**TASK REQUIREMENTS:**
Repeat the material exactly, every line of it.

**SUPPLIED RECORDS:**
-- Begin --

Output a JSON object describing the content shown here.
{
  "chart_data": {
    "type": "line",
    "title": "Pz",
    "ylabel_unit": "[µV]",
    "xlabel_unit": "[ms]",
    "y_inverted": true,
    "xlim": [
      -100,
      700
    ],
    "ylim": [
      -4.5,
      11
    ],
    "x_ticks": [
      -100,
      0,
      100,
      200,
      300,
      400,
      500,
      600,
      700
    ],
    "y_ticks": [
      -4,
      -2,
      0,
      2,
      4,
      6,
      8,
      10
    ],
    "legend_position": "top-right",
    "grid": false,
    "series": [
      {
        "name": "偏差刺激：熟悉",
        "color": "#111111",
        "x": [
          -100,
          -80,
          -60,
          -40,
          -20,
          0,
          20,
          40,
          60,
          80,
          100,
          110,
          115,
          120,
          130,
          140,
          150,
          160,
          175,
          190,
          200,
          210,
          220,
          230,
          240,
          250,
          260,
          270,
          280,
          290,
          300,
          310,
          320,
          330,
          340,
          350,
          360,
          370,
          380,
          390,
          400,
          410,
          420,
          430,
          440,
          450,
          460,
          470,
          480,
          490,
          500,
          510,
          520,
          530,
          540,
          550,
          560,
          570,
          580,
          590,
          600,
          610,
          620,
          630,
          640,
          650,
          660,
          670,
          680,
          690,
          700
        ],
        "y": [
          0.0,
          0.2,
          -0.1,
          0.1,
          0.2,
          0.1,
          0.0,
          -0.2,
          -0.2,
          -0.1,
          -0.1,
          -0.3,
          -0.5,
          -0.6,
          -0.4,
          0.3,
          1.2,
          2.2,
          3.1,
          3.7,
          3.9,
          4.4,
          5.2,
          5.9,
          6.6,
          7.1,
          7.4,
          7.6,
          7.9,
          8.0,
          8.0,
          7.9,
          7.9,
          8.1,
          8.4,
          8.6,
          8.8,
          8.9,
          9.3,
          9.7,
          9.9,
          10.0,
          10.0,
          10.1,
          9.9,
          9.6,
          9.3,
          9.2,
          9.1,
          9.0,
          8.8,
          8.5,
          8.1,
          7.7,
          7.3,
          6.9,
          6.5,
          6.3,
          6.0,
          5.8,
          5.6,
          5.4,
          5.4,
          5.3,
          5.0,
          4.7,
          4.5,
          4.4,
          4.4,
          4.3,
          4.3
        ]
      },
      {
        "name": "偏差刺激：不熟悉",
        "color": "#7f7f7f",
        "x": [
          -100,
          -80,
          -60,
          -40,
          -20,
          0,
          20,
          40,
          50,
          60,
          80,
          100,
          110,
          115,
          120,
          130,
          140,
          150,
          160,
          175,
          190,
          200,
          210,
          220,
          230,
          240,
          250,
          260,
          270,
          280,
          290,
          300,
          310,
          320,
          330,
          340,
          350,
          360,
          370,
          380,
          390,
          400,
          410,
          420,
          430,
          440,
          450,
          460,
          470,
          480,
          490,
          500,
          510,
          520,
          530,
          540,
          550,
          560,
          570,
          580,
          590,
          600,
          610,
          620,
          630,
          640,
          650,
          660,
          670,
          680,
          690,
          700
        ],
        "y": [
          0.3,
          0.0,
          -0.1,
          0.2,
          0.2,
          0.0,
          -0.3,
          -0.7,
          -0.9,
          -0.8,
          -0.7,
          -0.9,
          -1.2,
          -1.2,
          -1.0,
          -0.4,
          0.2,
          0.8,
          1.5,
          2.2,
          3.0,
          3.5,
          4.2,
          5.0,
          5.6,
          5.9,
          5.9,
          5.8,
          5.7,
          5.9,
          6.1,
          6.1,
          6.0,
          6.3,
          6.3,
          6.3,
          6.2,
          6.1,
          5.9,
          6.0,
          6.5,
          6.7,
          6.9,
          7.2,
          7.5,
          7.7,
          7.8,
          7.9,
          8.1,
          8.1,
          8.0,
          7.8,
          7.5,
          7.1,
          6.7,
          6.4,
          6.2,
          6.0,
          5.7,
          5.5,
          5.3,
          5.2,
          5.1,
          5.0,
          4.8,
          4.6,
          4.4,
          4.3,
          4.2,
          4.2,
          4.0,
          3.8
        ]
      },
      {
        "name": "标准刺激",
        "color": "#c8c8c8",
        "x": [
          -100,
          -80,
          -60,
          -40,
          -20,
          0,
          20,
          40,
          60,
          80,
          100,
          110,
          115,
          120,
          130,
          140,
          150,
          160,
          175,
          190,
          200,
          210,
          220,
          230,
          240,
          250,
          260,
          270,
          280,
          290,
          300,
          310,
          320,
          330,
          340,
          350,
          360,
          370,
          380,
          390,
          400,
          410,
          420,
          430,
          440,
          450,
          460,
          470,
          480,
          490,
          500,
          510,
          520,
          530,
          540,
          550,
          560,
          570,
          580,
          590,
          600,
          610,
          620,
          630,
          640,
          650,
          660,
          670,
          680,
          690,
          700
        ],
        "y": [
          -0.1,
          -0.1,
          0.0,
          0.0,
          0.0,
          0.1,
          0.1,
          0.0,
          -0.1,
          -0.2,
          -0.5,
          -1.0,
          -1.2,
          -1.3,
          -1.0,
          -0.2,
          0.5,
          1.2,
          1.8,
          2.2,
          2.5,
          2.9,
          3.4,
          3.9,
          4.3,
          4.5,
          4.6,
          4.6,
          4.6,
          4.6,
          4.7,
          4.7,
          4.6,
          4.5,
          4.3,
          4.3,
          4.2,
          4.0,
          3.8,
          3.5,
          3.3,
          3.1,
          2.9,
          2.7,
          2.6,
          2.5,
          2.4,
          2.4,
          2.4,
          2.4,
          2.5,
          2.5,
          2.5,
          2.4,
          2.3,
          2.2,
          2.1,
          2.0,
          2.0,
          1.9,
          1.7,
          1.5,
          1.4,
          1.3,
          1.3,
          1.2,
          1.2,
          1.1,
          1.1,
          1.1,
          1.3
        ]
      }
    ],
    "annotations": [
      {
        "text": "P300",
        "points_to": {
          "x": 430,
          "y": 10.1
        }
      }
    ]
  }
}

-- End --

**COMPLETE OUTPUT:**
Output a JSON object describing the content shown here.
{
  "chart_data": {
    "type": "line",
    "title": "Pz",
    "ylabel_unit": "[µV]",
    "xlabel_unit": "[ms]",
    "y_inverted": true,
    "xlim": [
      -100,
      700
    ],
    "ylim": [
      -4.5,
      11
    ],
    "x_ticks": [
      -100,
      0,
      100,
      200,
      300,
      400,
      500,
      600,
      700
    ],
    "y_ticks": [
      -4,
      -2,
      0,
      2,
      4,
      6,
      8,
      10
    ],
    "legend_position": "top-right",
    "grid": false,
    "series": [
      {
        "name": "偏差刺激：熟悉",
        "color": "#111111",
        "x": [
          -100,
          -80,
          -60,
          -40,
          -20,
          0,
          20,
          40,
          60,
          80,
          100,
          110,
          115,
          120,
          130,
          140,
          150,
          160,
          175,
          190,
          200,
          210,
          220,
          230,
          240,
          250,
          260,
          270,
          280,
          290,
          300,
          310,
          320,
          330,
          340,
          350,
          360,
          370,
          380,
          390,
          400,
          410,
          420,
          430,
          440,
          450,
          460,
          470,
          480,
          490,
          500,
          510,
          520,
          530,
          540,
          550,
          560,
          570,
          580,
          590,
          600,
          610,
          620,
          630,
          640,
          650,
          660,
          670,
          680,
          690,
          700
        ],
        "y": [
          0.0,
          0.2,
          -0.1,
          0.1,
          0.2,
          0.1,
          0.0,
          -0.2,
          -0.2,
          -0.1,
          -0.1,
          -0.3,
          -0.5,
          -0.6,
          -0.4,
          0.3,
          1.2,
          2.2,
          3.1,
          3.7,
          3.9,
          4.4,
          5.2,
          5.9,
          6.6,
          7.1,
          7.4,
          7.6,
          7.9,
          8.0,
          8.0,
          7.9,
          7.9,
          8.1,
          8.4,
          8.6,
          8.8,
          8.9,
          9.3,
          9.7,
          9.9,
          10.0,
          10.0,
          10.1,
          9.9,
          9.6,
          9.3,
          9.2,
          9.1,
          9.0,
          8.8,
          8.5,
          8.1,
          7.7,
          7.3,
          6.9,
          6.5,
          6.3,
          6.0,
          5.8,
          5.6,
          5.4,
          5.4,
          5.3,
          5.0,
          4.7,
          4.5,
          4.4,
          4.4,
          4.3,
          4.3
        ]
      },
      {
        "name": "偏差刺激：不熟悉",
        "color": "#7f7f7f",
        "x": [
          -100,
          -80,
          -60,
          -40,
          -20,
          0,
          20,
          40,
          50,
          60,
          80,
          100,
          110,
          115,
          120,
          130,
          140,
          150,
          160,
          175,
          190,
          200,
          210,
          220,
          230,
          240,
          250,
          260,
          270,
          280,
          290,
          300,
          310,
          320,
          330,
          340,
          350,
          360,
          370,
          380,
          390,
          400,
          410,
          420,
          430,
          440,
          450,
          460,
          470,
          480,
          490,
          500,
          510,
          520,
          530,
          540,
          550,
          560,
          570,
          580,
          590,
          600,
          610,
          620,
          630,
          640,
          650,
          660,
          670,
          680,
          690,
          700
        ],
        "y": [
          0.3,
          0.0,
          -0.1,
          0.2,
          0.2,
          0.0,
          -0.3,
          -0.7,
          -0.9,
          -0.8,
          -0.7,
          -0.9,
          -1.2,
          -1.2,
          -1.0,
          -0.4,
          0.2,
          0.8,
          1.5,
          2.2,
          3.0,
          3.5,
          4.2,
          5.0,
          5.6,
          5.9,
          5.9,
          5.8,
          5.7,
          5.9,
          6.1,
          6.1,
          6.0,
          6.3,
          6.3,
          6.3,
          6.2,
          6.1,
          5.9,
          6.0,
          6.5,
          6.7,
          6.9,
          7.2,
          7.5,
          7.7,
          7.8,
          7.9,
          8.1,
          8.1,
          8.0,
          7.8,
          7.5,
          7.1,
          6.7,
          6.4,
          6.2,
          6.0,
          5.7,
          5.5,
          5.3,
          5.2,
          5.1,
          5.0,
          4.8,
          4.6,
          4.4,
          4.3,
          4.2,
          4.2,
          4.0,
          3.8
        ]
      },
      {
        "name": "标准刺激",
        "color": "#c8c8c8",
        "x": [
          -100,
          -80,
          -60,
          -40,
          -20,
          0,
          20,
          40,
          60,
          80,
          100,
          110,
          115,
          120,
          130,
          140,
          150,
          160,
          175,
          190,
          200,
          210,
          220,
          230,
          240,
          250,
          260,
          270,
          280,
          290,
          300,
          310,
          320,
          330,
          340,
          350,
          360,
          370,
          380,
          390,
          400,
          410,
          420,
          430,
          440,
          450,
          460,
          470,
          480,
          490,
          500,
          510,
          520,
          530,
          540,
          550,
          560,
          570,
          580,
          590,
          600,
          610,
          620,
          630,
          640,
          650,
          660,
          670,
          680,
          690,
          700
        ],
        "y": [
          -0.1,
          -0.1,
          0.0,
          0.0,
          0.0,
          0.1,
          0.1,
          0.0,
          -0.1,
          -0.2,
          -0.5,
          -1.0,
          -1.2,
          -1.3,
          -1.0,
          -0.2,
          0.5,
          1.2,
          1.8,
          2.2,
          2.5,
          2.9,
          3.4,
          3.9,
          4.3,
          4.5,
          4.6,
          4.6,
          4.6,
          4.6,
          4.7,
          4.7,
          4.6,
          4.5,
          4.3,
          4.3,
          4.2,
          4.0,
          3.8,
          3.5,
          3.3,
          3.1,
          2.9,
          2.7,
          2.6,
          2.5,
          2.4,
          2.4,
          2.4,
          2.4,
          2.5,
          2.5,
          2.5,
          2.4,
          2.3,
          2.2,
          2.1,
          2.0,
          2.0,
          1.9,
          1.7,
          1.5,
          1.4,
          1.3,
          1.3,
          1.2,
          1.2,
          1.1,
          1.1,
          1.1,
          1.3
        ]
      }
    ],
    "annotations": [
      {
        "text": "P300",
        "points_to": {
          "x": 430,
          "y": 10.1
        }
      }
    ]
  }
}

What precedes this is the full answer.